» **Task to carry out**
Restate all of the data exactly.

» **Supplied material**
━━━
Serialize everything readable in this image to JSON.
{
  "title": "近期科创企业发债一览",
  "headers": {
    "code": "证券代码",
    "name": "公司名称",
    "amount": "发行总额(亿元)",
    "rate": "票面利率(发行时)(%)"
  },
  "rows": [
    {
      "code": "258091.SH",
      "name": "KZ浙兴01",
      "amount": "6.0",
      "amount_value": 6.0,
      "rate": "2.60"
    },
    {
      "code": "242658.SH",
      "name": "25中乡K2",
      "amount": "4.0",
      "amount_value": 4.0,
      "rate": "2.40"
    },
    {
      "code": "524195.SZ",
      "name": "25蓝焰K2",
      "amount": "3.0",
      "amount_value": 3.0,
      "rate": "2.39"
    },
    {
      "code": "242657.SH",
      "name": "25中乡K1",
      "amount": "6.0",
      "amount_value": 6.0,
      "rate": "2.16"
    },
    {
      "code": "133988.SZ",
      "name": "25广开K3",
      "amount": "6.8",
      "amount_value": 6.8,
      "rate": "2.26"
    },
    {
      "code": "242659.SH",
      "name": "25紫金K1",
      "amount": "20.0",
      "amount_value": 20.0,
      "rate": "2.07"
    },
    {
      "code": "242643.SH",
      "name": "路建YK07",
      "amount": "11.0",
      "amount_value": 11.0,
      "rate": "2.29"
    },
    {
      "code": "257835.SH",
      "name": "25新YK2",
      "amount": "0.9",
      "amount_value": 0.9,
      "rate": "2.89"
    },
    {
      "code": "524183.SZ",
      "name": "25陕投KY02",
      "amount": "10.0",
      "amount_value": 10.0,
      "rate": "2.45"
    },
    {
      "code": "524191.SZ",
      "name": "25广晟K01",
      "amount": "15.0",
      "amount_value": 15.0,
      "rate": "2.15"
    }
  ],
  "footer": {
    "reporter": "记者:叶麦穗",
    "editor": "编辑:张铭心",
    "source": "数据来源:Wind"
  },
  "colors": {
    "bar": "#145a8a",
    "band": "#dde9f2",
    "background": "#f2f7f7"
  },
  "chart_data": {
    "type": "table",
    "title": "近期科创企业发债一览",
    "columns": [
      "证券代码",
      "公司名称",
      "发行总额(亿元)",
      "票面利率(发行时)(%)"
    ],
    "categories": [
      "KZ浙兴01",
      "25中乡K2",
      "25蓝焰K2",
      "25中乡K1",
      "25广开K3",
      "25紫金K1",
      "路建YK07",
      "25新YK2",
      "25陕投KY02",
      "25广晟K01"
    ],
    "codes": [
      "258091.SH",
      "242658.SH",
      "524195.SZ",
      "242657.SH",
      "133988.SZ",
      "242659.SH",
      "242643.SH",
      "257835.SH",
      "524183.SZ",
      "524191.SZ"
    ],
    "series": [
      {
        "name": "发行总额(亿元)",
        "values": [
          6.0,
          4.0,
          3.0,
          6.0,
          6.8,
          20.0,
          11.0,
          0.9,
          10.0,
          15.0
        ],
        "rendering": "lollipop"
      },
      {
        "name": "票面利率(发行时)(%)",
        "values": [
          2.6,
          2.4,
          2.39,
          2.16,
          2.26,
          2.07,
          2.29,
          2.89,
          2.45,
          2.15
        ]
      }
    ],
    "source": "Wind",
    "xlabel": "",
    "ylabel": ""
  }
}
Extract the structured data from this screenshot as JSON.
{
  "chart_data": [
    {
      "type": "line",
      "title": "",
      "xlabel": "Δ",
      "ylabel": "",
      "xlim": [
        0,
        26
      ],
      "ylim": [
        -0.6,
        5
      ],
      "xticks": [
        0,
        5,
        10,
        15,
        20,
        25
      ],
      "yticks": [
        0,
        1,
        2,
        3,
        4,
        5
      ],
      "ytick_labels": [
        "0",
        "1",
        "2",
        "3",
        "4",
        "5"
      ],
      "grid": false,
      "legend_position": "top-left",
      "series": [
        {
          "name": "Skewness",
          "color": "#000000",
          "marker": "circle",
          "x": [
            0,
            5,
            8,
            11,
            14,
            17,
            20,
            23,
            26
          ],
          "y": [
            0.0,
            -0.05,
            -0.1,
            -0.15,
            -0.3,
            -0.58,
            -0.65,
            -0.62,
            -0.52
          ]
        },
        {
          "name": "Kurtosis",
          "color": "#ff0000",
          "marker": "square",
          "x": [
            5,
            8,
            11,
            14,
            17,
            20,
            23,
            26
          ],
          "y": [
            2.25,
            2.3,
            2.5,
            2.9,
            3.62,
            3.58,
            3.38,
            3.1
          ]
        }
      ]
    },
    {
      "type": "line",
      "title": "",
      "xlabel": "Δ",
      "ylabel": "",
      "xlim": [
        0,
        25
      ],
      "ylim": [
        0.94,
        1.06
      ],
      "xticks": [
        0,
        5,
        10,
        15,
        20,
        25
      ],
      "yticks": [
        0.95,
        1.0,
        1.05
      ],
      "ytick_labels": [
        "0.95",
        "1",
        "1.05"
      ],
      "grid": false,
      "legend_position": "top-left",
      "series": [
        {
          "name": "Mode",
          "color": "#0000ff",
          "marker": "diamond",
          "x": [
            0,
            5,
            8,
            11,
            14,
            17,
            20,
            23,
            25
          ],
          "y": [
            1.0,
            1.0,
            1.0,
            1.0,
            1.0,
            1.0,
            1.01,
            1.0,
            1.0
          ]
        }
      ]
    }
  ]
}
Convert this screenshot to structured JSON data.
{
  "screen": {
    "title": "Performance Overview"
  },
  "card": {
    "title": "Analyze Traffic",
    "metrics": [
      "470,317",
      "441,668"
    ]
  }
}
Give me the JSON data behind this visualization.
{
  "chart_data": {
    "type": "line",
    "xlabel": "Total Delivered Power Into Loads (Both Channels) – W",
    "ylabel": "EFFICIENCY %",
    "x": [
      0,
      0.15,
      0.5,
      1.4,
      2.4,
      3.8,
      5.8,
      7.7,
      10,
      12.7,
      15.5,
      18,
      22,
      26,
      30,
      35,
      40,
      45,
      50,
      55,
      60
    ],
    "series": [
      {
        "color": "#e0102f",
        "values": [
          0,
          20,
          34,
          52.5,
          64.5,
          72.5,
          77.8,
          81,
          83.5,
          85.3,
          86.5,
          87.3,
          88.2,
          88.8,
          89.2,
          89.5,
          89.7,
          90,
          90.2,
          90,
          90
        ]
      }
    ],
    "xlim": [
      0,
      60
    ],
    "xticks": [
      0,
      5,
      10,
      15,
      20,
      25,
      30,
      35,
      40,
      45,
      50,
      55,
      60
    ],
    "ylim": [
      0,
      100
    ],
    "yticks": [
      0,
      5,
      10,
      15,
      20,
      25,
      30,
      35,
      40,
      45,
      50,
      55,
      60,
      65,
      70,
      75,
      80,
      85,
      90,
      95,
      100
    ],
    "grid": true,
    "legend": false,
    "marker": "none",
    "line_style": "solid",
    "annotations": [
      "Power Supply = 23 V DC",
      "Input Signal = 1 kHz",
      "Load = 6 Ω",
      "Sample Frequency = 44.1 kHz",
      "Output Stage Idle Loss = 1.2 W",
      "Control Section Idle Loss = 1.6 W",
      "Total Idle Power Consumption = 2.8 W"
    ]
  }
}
━━━
» **Written reply**
Serialize everything readable in this image to JSON.
{
  "title": "近期科创企业发债一览",
  "headers": {
    "code": "证券代码",
    "name": "公司名称",
    "amount": "发行总额(亿元)",
    "rate": "票面利率(发行时)(%)"
  },
  "rows": [
    {
      "code": "258091.SH",
      "name": "KZ浙兴01",
      "amount": "6.0",
      "amount_value": 6.0,
      "rate": "2.60"
    },
    {
      "code": "242658.SH",
      "name": "25中乡K2",
      "amount": "4.0",
      "amount_value": 4.0,
      "rate": "2.40"
    },
    {
      "code": "524195.SZ",
      "name": "25蓝焰K2",
      "amount": "3.0",
      "amount_value": 3.0,
      "rate": "2.39"
    },
    {
      "code": "242657.SH",
      "name": "25中乡K1",
      "amount": "6.0",
      "amount_value": 6.0,
      "rate": "2.16"
    },
    {
      "code": "133988.SZ",
      "name": "25广开K3",
      "amount": "6.8",
      "amount_value": 6.8,
      "rate": "2.26"
    },
    {
      "code": "242659.SH",
      "name": "25紫金K1",
      "amount": "20.0",
      "amount_value": 20.0,
      "rate": "2.07"
    },
    {
      "code": "242643.SH",
      "name": "路建YK07",
      "amount": "11.0",
      "amount_value": 11.0,
      "rate": "2.29"
    },
    {
      "code": "257835.SH",
      "name": "25新YK2",
      "amount": "0.9",
      "amount_value": 0.9,
      "rate": "2.89"
    },
    {
      "code": "524183.SZ",
      "name": "25陕投KY02",
      "amount": "10.0",
      "amount_value": 10.0,
      "rate": "2.45"
    },
    {
      "code": "524191.SZ",
      "name": "25广晟K01",
      "amount": "15.0",
      "amount_value": 15.0,
      "rate": "2.15"
    }
  ],
  "footer": {
    "reporter": "记者:叶麦穗",
    "editor": "编辑:张铭心",
    "source": "数据来源:Wind"
  },
  "colors": {
    "bar": "#145a8a",
    "band": "#dde9f2",
    "background": "#f2f7f7"
  },
  "chart_data": {
    "type": "table",
    "title": "近期科创企业发债一览",
    "columns": [
      "证券代码",
      "公司名称",
      "发行总额(亿元)",
      "票面利率(发行时)(%)"
    ],
    "categories": [
      "KZ浙兴01",
      "25中乡K2",
      "25蓝焰K2",
      "25中乡K1",
      "25广开K3",
      "25紫金K1",
      "路建YK07",
      "25新YK2",
      "25陕投KY02",
      "25广晟K01"
    ],
    "codes": [
      "258091.SH",
      "242658.SH",
      "524195.SZ",
      "242657.SH",
      "133988.SZ",
      "242659.SH",
      "242643.SH",
      "257835.SH",
      "524183.SZ",
      "524191.SZ"
    ],
    "series": [
      {
        "name": "发行总额(亿元)",
        "values": [
          6.0,
          4.0,
          3.0,
          6.0,
          6.8,
          20.0,
          11.0,
          0.9,
          10.0,
          15.0
        ],
        "rendering": "lollipop"
      },
      {
        "name": "票面利率(发行时)(%)",
        "values": [
          2.6,
          2.4,
          2.39,
          2.16,
          2.26,
          2.07,
          2.29,
          2.89,
          2.45,
          2.15
        ]
      }
    ],
    "source": "Wind",
    "xlabel": "",
    "ylabel": ""
  }
}
Extract the structured data from this screenshot as JSON.
{
  "chart_data": [
    {
      "type": "line",
      "title": "",
      "xlabel": "Δ",
      "ylabel": "",
      "xlim": [
        0,
        26
      ],
      "ylim": [
        -0.6,
        5
      ],
      "xticks": [
        0,
        5,
        10,
        15,
        20,
        25
      ],
      "yticks": [
        0,
        1,
        2,
        3,
        4,
        5
      ],
      "ytick_labels": [
        "0",
        "1",
        "2",
        "3",
        "4",
        "5"
      ],
      "grid": false,
      "legend_position": "top-left",
      "series": [
        {
          "name": "Skewness",
          "color": "#000000",
          "marker": "circle",
          "x": [
            0,
            5,
            8,
            11,
            14,
            17,
            20,
            23,
            26
          ],
          "y": [
            0.0,
            -0.05,
            -0.1,
            -0.15,
            -0.3,
            -0.58,
            -0.65,
            -0.62,
            -0.52
          ]
        },
        {
          "name": "Kurtosis",
          "color": "#ff0000",
          "marker": "square",
          "x": [
            5,
            8,
            11,
            14,
            17,
            20,
            23,
            26
          ],
          "y": [
            2.25,
            2.3,
            2.5,
            2.9,
            3.62,
            3.58,
            3.38,
            3.1
          ]
        }
      ]
    },
    {
      "type": "line",
      "title": "",
      "xlabel": "Δ",
      "ylabel": "",
      "xlim": [
        0,
        25
      ],
      "ylim": [
        0.94,
        1.06
      ],
      "xticks": [
        0,
        5,
        10,
        15,
        20,
        25
      ],
      "yticks": [
        0.95,
        1.0,
        1.05
      ],
      "ytick_labels": [
        "0.95",
        "1",
        "1.05"
      ],
      "grid": false,
      "legend_position": "top-left",
      "series": [
        {
          "name": "Mode",
          "color": "#0000ff",
          "marker": "diamond",
          "x": [
            0,
            5,
            8,
            11,
            14,
            17,
            20,
            23,
            25
          ],
          "y": [
            1.0,
            1.0,
            1.0,
            1.0,
            1.0,
            1.0,
            1.01,
            1.0,
            1.0
          ]
        }
      ]
    }
  ]
}
Convert this screenshot to structured JSON data.
{
  "screen": {
    "title": "Performance Overview"
  },
  "card": {
    "title": "Analyze Traffic",
    "metrics": [
      "470,317",
      "441,668"
    ]
  }
}
Give me the JSON data behind this visualization.
{
  "chart_data": {
    "type": "line",
    "xlabel": "Total Delivered Power Into Loads (Both Channels) – W",
    "ylabel": "EFFICIENCY %",
    "x": [
      0,
      0.15,
      0.5,
      1.4,
      2.4,
      3.8,
      5.8,
      7.7,
      10,
      12.7,
      15.5,
      18,
      22,
      26,
      30,
      35,
      40,
      45,
      50,
      55,
      60
    ],
    "series": [
      {
        "color": "#e0102f",
        "values": [
          0,
          20,
          34,
          52.5,
          64.5,
          72.5,
          77.8,
          81,
          83.5,
          85.3,
          86.5,
          87.3,
          88.2,
          88.8,
          89.2,
          89.5,
          89.7,
          90,
          90.2,
          90,
          90
        ]
      }
    ],
    "xlim": [
      0,
      60
    ],
    "xticks": [
      0,
      5,
      10,
      15,
      20,
      25,
      30,
      35,
      40,
      45,
      50,
      55,
      60
    ],
    "ylim": [
      0,
      100
    ],
    "yticks": [
      0,
      5,
      10,
      15,
      20,
      25,
      30,
      35,
      40,
      45,
      50,
      55,
      60,
      65,
      70,
      75,
      80,
      85,
      90,
      95,
      100
    ],
    "grid": true,
    "legend": false,
    "marker": "none",
    "line_style": "solid",
    "annotations": [
      "Power Supply = 23 V DC",
      "Input Signal = 1 kHz",
      "Load = 6 Ω",
      "Sample Frequency = 44.1 kHz",
      "Output Stage Idle Loss = 1.2 W",
      "Control Section Idle Loss = 1.6 W",
      "Total Idle Power Consumption = 2.8 W"
    ]
  }
}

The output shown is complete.